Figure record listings
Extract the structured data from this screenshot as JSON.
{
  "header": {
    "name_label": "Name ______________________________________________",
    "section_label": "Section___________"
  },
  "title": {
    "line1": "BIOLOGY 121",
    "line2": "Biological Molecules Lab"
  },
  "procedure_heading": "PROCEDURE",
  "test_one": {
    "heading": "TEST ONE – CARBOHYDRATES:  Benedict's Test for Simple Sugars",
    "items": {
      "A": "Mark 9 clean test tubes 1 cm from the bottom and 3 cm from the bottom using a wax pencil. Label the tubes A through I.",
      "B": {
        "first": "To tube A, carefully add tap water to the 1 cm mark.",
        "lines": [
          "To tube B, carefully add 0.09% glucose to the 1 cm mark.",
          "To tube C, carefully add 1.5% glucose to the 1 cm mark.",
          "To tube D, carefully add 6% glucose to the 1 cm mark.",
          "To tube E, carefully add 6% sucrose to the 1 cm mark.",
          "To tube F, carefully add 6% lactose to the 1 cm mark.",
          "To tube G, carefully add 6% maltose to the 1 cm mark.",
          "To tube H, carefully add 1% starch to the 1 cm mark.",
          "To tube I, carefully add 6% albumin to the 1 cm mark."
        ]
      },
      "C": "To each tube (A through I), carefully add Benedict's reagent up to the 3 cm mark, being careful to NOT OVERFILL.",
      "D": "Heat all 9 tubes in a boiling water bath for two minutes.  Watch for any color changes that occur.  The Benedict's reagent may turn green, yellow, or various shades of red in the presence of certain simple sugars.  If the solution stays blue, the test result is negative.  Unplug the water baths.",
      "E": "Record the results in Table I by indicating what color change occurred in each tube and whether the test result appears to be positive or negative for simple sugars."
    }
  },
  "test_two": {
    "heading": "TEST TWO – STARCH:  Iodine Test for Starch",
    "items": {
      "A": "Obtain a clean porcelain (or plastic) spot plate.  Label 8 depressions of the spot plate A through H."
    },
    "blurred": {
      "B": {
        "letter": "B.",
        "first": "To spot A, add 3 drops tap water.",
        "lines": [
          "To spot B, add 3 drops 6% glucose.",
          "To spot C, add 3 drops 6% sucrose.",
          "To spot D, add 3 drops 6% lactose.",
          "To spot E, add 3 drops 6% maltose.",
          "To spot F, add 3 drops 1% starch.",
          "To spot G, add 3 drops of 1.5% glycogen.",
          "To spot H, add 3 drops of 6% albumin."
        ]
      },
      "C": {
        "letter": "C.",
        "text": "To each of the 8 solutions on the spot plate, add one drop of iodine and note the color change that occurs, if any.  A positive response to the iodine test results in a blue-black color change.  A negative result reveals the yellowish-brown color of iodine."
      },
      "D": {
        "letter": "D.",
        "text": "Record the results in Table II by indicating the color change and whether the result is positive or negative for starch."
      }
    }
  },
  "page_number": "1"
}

**Instructions to follow:** From the entries, report each line that includes the word "first".

**Solution below:**
        "first": "To tube A, carefully add tap water to the 1 cm mark.",
        "first": "To spot A, add 3 drops tap water.",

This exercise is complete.